◆ Source records ◆
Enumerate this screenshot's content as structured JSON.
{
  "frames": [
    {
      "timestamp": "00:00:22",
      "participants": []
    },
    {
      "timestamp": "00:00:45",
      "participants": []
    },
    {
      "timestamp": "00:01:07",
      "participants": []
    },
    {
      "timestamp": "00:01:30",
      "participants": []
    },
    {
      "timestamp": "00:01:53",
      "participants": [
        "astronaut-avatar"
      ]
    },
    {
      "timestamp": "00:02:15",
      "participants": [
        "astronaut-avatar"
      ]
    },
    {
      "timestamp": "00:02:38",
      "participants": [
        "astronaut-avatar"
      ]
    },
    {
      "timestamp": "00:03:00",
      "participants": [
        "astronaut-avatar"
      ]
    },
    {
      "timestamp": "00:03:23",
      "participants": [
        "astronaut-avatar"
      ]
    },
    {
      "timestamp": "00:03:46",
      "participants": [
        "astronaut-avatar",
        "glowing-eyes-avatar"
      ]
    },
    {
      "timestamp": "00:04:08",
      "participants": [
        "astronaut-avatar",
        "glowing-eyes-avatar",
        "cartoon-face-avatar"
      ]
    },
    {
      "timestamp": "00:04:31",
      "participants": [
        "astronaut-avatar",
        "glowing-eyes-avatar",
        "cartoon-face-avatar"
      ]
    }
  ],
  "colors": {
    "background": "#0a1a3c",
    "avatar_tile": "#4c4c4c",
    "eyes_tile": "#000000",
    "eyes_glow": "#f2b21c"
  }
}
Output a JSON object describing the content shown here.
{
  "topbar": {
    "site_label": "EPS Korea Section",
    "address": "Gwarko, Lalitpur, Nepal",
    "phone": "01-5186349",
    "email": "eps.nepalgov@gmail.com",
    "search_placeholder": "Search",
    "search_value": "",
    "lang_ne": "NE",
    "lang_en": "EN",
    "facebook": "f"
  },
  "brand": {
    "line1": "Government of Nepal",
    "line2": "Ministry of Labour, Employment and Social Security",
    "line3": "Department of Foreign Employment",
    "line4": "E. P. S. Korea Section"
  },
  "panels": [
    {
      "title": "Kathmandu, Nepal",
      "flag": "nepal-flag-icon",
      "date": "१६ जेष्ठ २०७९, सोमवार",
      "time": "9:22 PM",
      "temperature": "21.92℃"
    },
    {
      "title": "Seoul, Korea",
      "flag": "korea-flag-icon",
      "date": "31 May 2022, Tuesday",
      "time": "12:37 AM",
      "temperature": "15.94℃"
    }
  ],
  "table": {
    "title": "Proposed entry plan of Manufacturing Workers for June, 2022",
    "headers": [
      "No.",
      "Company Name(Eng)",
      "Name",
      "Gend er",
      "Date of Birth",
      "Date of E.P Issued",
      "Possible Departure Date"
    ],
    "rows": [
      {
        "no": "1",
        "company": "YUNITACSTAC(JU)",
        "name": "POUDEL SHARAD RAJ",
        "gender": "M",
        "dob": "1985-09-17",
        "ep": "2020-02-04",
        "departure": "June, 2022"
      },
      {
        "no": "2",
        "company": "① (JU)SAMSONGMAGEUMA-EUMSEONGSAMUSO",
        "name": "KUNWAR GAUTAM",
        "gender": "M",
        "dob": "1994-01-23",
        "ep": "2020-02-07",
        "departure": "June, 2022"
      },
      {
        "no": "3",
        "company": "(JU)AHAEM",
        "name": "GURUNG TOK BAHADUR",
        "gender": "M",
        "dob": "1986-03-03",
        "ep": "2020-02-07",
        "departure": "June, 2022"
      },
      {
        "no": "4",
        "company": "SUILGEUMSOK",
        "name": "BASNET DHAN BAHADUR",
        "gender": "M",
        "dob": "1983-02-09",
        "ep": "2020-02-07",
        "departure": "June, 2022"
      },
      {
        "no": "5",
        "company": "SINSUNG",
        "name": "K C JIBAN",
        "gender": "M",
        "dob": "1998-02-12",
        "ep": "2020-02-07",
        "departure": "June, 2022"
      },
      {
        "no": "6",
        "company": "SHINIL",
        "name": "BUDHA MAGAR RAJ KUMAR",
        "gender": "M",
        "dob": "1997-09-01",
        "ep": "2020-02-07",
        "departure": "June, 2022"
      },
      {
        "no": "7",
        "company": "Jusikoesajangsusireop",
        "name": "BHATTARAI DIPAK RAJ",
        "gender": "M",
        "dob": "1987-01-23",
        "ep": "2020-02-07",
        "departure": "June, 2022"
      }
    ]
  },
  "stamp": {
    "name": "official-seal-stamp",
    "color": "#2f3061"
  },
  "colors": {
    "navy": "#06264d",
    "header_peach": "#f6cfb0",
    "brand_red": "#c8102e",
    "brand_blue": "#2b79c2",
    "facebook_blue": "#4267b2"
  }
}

◆ THE REQUEST ◆
Return all lines of the material above in which the word "icon" occurs.

◆ TASK OUTPUT ◆
      "flag": "nepal-flag-icon",
      "flag": "korea-flag-icon",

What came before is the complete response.